** start TASK INPUT **

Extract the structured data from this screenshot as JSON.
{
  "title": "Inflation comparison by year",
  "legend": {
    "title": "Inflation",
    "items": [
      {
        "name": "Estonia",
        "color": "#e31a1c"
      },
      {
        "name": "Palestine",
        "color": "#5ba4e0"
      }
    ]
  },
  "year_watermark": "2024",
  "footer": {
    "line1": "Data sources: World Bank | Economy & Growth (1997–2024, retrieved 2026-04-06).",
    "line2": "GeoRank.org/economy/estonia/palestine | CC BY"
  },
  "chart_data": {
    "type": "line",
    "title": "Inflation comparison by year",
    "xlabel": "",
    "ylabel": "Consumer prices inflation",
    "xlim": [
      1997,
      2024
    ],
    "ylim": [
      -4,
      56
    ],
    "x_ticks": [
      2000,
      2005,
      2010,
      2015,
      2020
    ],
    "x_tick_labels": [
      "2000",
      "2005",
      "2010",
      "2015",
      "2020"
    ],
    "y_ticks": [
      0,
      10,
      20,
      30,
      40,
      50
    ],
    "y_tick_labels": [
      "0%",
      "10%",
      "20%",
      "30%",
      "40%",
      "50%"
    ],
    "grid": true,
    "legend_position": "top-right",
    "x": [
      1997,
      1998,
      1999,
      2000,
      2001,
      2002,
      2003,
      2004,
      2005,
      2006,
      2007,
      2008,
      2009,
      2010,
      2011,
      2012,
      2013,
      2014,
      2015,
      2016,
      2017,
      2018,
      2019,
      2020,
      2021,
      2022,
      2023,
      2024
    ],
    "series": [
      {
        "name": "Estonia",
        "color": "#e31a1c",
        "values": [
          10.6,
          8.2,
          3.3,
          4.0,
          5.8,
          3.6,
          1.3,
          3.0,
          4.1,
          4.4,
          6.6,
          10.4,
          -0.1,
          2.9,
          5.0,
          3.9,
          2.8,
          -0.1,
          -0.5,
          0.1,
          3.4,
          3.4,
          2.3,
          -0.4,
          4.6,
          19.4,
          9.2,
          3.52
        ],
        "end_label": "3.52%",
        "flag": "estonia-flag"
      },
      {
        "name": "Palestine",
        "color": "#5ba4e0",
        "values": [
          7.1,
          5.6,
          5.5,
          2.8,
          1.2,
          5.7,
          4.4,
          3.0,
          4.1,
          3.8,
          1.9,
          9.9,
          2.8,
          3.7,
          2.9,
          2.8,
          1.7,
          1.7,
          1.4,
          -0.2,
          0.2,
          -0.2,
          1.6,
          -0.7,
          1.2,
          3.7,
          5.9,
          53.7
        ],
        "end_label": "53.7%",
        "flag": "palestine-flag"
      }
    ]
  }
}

** end TASK INPUT **

» **TO DO**: Print all the data exactly.

» **ANSWER TO THE EXERCISE**:
Extract the structured data from this screenshot as JSON.
{
  "title": "Inflation comparison by year",
  "legend": {
    "title": "Inflation",
    "items": [
      {
        "name": "Estonia",
        "color": "#e31a1c"
      },
      {
        "name": "Palestine",
        "color": "#5ba4e0"
      }
    ]
  },
  "year_watermark": "2024",
  "footer": {
    "line1": "Data sources: World Bank | Economy & Growth (1997–2024, retrieved 2026-04-06).",
    "line2": "GeoRank.org/economy/estonia/palestine | CC BY"
  },
  "chart_data": {
    "type": "line",
    "title": "Inflation comparison by year",
    "xlabel": "",
    "ylabel": "Consumer prices inflation",
    "xlim": [
      1997,
      2024
    ],
    "ylim": [
      -4,
      56
    ],
    "x_ticks": [
      2000,
      2005,
      2010,
      2015,
      2020
    ],
    "x_tick_labels": [
      "2000",
      "2005",
      "2010",
      "2015",
      "2020"
    ],
    "y_ticks": [
      0,
      10,
      20,
      30,
      40,
      50
    ],
    "y_tick_labels": [
      "0%",
      "10%",
      "20%",
      "30%",
      "40%",
      "50%"
    ],
    "grid": true,
    "legend_position": "top-right",
    "x": [
      1997,
      1998,
      1999,
      2000,
      2001,
      2002,
      2003,
      2004,
      2005,
      2006,
      2007,
      2008,
      2009,
      2010,
      2011,
      2012,
      2013,
      2014,
      2015,
      2016,
      2017,
      2018,
      2019,
      2020,
      2021,
      2022,
      2023,
      2024
    ],
    "series": [
      {
        "name": "Estonia",
        "color": "#e31a1c",
        "values": [
          10.6,
          8.2,
          3.3,
          4.0,
          5.8,
          3.6,
          1.3,
          3.0,
          4.1,
          4.4,
          6.6,
          10.4,
          -0.1,
          2.9,
          5.0,
          3.9,
          2.8,
          -0.1,
          -0.5,
          0.1,
          3.4,
          3.4,
          2.3,
          -0.4,
          4.6,
          19.4,
          9.2,
          3.52
        ],
        "end_label": "3.52%",
        "flag": "estonia-flag"
      },
      {
        "name": "Palestine",
        "color": "#5ba4e0",
        "values": [
          7.1,
          5.6,
          5.5,
          2.8,
          1.2,
          5.7,
          4.4,
          3.0,
          4.1,
          3.8,
          1.9,
          9.9,
          2.8,
          3.7,
          2.9,
          2.8,
          1.7,
          1.7,
          1.4,
          -0.2,
          0.2,
          -0.2,
          1.6,
          -0.7,
          1.2,
          3.7,
          5.9,
          53.7
        ],
        "end_label": "53.7%",
        "flag": "palestine-flag"
      }
    ]
  }
}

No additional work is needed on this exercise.